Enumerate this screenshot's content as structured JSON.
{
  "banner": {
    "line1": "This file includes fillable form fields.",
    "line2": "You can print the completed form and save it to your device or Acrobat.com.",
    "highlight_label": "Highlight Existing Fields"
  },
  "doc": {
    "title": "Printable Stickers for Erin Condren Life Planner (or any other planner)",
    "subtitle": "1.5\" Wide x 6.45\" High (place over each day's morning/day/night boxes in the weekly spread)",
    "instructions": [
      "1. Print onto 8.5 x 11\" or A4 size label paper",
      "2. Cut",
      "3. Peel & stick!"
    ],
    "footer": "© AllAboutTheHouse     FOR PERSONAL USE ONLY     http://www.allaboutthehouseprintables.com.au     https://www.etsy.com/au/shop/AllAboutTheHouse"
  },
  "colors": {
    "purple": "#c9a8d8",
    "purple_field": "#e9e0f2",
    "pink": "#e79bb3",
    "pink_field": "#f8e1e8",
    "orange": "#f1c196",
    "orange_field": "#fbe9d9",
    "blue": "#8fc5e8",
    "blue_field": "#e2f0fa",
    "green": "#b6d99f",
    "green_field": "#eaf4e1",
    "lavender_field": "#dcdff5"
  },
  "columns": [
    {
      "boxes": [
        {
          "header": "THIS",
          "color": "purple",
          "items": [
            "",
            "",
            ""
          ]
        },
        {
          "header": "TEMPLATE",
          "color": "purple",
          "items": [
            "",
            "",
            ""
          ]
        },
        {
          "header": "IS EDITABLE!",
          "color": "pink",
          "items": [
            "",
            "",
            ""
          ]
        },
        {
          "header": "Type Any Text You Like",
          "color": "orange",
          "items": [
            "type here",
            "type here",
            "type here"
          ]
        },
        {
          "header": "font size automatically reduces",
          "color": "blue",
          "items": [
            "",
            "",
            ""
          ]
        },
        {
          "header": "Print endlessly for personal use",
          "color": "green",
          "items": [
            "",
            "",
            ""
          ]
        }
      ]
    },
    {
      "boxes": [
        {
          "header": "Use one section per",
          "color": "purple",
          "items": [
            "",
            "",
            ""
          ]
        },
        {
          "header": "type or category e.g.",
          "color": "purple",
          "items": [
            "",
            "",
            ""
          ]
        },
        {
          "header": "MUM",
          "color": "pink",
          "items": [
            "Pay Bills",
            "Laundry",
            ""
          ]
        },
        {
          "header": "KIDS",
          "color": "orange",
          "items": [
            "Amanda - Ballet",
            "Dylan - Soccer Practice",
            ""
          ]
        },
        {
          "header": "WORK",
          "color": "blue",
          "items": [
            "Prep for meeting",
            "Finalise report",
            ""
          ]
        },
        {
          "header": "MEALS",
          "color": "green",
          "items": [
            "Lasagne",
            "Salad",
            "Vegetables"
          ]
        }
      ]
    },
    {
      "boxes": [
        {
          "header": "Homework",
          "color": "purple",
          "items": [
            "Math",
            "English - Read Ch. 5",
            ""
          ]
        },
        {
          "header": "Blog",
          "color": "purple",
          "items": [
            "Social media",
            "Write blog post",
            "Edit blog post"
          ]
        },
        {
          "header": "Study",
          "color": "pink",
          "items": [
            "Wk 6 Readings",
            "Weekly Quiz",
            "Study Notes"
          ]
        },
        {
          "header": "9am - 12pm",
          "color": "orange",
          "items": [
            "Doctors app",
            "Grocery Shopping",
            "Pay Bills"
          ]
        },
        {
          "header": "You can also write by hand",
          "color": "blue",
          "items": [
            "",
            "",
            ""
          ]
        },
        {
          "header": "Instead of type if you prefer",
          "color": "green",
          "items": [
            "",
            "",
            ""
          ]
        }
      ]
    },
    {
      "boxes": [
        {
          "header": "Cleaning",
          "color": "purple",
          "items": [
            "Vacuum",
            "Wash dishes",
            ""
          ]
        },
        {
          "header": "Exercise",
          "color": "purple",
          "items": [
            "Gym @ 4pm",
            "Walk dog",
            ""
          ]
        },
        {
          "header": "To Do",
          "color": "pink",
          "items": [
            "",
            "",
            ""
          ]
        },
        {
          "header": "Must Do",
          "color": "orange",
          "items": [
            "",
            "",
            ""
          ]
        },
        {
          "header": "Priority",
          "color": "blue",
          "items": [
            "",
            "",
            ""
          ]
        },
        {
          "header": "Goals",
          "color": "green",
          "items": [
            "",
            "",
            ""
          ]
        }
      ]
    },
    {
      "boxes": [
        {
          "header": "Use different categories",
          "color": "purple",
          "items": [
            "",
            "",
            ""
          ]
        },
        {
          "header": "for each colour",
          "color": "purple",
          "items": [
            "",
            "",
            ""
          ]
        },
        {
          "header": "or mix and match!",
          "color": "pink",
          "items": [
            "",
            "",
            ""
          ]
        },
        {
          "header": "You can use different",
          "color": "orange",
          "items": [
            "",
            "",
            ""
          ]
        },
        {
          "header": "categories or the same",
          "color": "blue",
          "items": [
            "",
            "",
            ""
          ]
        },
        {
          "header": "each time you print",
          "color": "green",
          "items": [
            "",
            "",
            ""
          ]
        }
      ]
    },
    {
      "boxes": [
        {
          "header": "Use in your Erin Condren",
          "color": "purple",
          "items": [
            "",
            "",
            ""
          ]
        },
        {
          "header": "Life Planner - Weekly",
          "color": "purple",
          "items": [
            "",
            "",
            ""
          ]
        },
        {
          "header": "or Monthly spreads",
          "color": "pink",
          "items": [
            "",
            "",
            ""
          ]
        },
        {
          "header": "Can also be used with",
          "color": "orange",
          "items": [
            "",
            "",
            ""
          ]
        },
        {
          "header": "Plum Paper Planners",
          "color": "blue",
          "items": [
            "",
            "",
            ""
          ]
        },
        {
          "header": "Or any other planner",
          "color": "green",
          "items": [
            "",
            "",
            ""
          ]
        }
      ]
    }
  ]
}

§ Brief
Within the listing above, work out how many lines contain the string "other", and reply with that number only.

§ Right answer
2